**Dataset rows**.
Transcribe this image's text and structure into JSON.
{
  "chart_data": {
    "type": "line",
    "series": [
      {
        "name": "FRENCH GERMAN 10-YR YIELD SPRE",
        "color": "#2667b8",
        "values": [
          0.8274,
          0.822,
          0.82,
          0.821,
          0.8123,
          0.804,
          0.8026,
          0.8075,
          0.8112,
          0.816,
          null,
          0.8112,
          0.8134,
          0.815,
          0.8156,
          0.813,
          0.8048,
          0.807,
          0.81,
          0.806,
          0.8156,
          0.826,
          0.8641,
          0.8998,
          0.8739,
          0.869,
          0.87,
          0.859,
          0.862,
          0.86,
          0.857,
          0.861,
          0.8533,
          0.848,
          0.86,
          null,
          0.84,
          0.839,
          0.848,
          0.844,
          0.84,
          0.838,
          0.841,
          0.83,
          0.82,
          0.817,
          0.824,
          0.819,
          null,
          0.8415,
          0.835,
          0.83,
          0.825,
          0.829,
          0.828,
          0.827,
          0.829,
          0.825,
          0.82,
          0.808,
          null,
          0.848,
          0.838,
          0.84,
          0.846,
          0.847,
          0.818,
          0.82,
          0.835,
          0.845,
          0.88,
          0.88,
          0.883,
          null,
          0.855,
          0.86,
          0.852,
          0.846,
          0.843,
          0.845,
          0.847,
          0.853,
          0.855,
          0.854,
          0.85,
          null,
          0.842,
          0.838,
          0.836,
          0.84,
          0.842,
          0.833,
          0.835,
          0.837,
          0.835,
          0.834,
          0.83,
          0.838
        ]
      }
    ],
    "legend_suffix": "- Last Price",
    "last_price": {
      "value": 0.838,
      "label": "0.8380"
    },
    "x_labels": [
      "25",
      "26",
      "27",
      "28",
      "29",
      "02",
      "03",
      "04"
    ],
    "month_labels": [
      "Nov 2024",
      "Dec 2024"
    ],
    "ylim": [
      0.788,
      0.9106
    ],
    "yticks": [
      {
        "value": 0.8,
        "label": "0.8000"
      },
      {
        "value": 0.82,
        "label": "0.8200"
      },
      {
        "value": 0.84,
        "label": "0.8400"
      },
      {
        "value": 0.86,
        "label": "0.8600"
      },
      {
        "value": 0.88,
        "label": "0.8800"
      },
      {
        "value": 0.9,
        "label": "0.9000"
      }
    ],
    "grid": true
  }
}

**What is being asked**.
Please repeat the listing above in full and exactly.

**The answer**.
Transcribe this image's text and structure into JSON.
{
  "chart_data": {
    "type": "line",
    "series": [
      {
        "name": "FRENCH GERMAN 10-YR YIELD SPRE",
        "color": "#2667b8",
        "values": [
          0.8274,
          0.822,
          0.82,
          0.821,
          0.8123,
          0.804,
          0.8026,
          0.8075,
          0.8112,
          0.816,
          null,
          0.8112,
          0.8134,
          0.815,
          0.8156,
          0.813,
          0.8048,
          0.807,
          0.81,
          0.806,
          0.8156,
          0.826,
          0.8641,
          0.8998,
          0.8739,
          0.869,
          0.87,
          0.859,
          0.862,
          0.86,
          0.857,
          0.861,
          0.8533,
          0.848,
          0.86,
          null,
          0.84,
          0.839,
          0.848,
          0.844,
          0.84,
          0.838,
          0.841,
          0.83,
          0.82,
          0.817,
          0.824,
          0.819,
          null,
          0.8415,
          0.835,
          0.83,
          0.825,
          0.829,
          0.828,
          0.827,
          0.829,
          0.825,
          0.82,
          0.808,
          null,
          0.848,
          0.838,
          0.84,
          0.846,
          0.847,
          0.818,
          0.82,
          0.835,
          0.845,
          0.88,
          0.88,
          0.883,
          null,
          0.855,
          0.86,
          0.852,
          0.846,
          0.843,
          0.845,
          0.847,
          0.853,
          0.855,
          0.854,
          0.85,
          null,
          0.842,
          0.838,
          0.836,
          0.84,
          0.842,
          0.833,
          0.835,
          0.837,
          0.835,
          0.834,
          0.83,
          0.838
        ]
      }
    ],
    "legend_suffix": "- Last Price",
    "last_price": {
      "value": 0.838,
      "label": "0.8380"
    },
    "x_labels": [
      "25",
      "26",
      "27",
      "28",
      "29",
      "02",
      "03",
      "04"
    ],
    "month_labels": [
      "Nov 2024",
      "Dec 2024"
    ],
    "ylim": [
      0.788,
      0.9106
    ],
    "yticks": [
      {
        "value": 0.8,
        "label": "0.8000"
      },
      {
        "value": 0.82,
        "label": "0.8200"
      },
      {
        "value": 0.84,
        "label": "0.8400"
      },
      {
        "value": 0.86,
        "label": "0.8600"
      },
      {
        "value": 0.88,
        "label": "0.8800"
      },
      {
        "value": 0.9,
        "label": "0.9000"
      }
    ],
    "grid": true
  }
}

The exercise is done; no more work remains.